CHALLENGE: Write out all of the data without omission, exactly as shown.

THE INPUT:
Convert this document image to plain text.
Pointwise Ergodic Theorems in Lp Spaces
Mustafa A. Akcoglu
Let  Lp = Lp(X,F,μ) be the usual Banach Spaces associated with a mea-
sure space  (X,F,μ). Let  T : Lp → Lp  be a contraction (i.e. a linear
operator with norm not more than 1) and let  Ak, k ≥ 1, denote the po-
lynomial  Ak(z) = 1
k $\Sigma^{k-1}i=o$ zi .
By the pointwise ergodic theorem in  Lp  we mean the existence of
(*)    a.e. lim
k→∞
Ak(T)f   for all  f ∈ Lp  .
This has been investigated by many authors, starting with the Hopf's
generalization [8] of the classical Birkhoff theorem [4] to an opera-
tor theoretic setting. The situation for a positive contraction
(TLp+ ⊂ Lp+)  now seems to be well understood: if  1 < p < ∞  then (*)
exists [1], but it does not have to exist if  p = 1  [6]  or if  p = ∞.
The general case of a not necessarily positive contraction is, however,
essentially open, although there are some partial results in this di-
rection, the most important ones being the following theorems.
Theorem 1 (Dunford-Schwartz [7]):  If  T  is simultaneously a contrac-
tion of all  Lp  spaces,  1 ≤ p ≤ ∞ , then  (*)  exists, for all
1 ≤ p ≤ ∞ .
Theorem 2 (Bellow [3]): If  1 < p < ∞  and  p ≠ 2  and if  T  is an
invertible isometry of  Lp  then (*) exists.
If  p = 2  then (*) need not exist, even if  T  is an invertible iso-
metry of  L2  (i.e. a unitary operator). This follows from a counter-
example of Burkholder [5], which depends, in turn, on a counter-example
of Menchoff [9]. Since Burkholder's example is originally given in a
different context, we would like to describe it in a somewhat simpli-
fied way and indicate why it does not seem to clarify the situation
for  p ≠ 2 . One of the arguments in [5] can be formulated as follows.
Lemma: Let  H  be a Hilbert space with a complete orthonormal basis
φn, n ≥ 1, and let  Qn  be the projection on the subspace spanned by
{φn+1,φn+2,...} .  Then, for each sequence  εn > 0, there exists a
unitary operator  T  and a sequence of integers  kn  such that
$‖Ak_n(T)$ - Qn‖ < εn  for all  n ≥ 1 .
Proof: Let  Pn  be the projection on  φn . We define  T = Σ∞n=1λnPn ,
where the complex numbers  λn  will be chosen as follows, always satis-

WORKED ANSWER:
Convert this document image to plain text.
Pointwise Ergodic Theorems in Lp Spaces
Mustafa A. Akcoglu
Let  Lp = Lp(X,F,μ) be the usual Banach Spaces associated with a mea-
sure space  (X,F,μ). Let  T : Lp → Lp  be a contraction (i.e. a linear
operator with norm not more than 1) and let  Ak, k ≥ 1, denote the po-
lynomial  Ak(z) = 1
k $\Sigma^{k-1}i=o$ zi .
By the pointwise ergodic theorem in  Lp  we mean the existence of
(*)    a.e. lim
k→∞
Ak(T)f   for all  f ∈ Lp  .
This has been investigated by many authors, starting with the Hopf's
generalization [8] of the classical Birkhoff theorem [4] to an opera-
tor theoretic setting. The situation for a positive contraction
(TLp+ ⊂ Lp+)  now seems to be well understood: if  1 < p < ∞  then (*)
exists [1], but it does not have to exist if  p = 1  [6]  or if  p = ∞.
The general case of a not necessarily positive contraction is, however,
essentially open, although there are some partial results in this di-
rection, the most important ones being the following theorems.
Theorem 1 (Dunford-Schwartz [7]):  If  T  is simultaneously a contrac-
tion of all  Lp  spaces,  1 ≤ p ≤ ∞ , then  (*)  exists, for all
1 ≤ p ≤ ∞ .
Theorem 2 (Bellow [3]): If  1 < p < ∞  and  p ≠ 2  and if  T  is an
invertible isometry of  Lp  then (*) exists.
If  p = 2  then (*) need not exist, even if  T  is an invertible iso-
metry of  L2  (i.e. a unitary operator). This follows from a counter-
example of Burkholder [5], which depends, in turn, on a counter-example
of Menchoff [9]. Since Burkholder's example is originally given in a
different context, we would like to describe it in a somewhat simpli-
fied way and indicate why it does not seem to clarify the situation
for  p ≠ 2 . One of the arguments in [5] can be formulated as follows.
Lemma: Let  H  be a Hilbert space with a complete orthonormal basis
φn, n ≥ 1, and let  Qn  be the projection on the subspace spanned by
{φn+1,φn+2,...} .  Then, for each sequence  εn > 0, there exists a
unitary operator  T  and a sequence of integers  kn  such that
$‖Ak_n(T)$ - Qn‖ < εn  for all  n ≥ 1 .
Proof: Let  Pn  be the projection on  φn . We define  T = Σ∞n=1λnPn ,
where the complex numbers  λn  will be chosen as follows, always satis-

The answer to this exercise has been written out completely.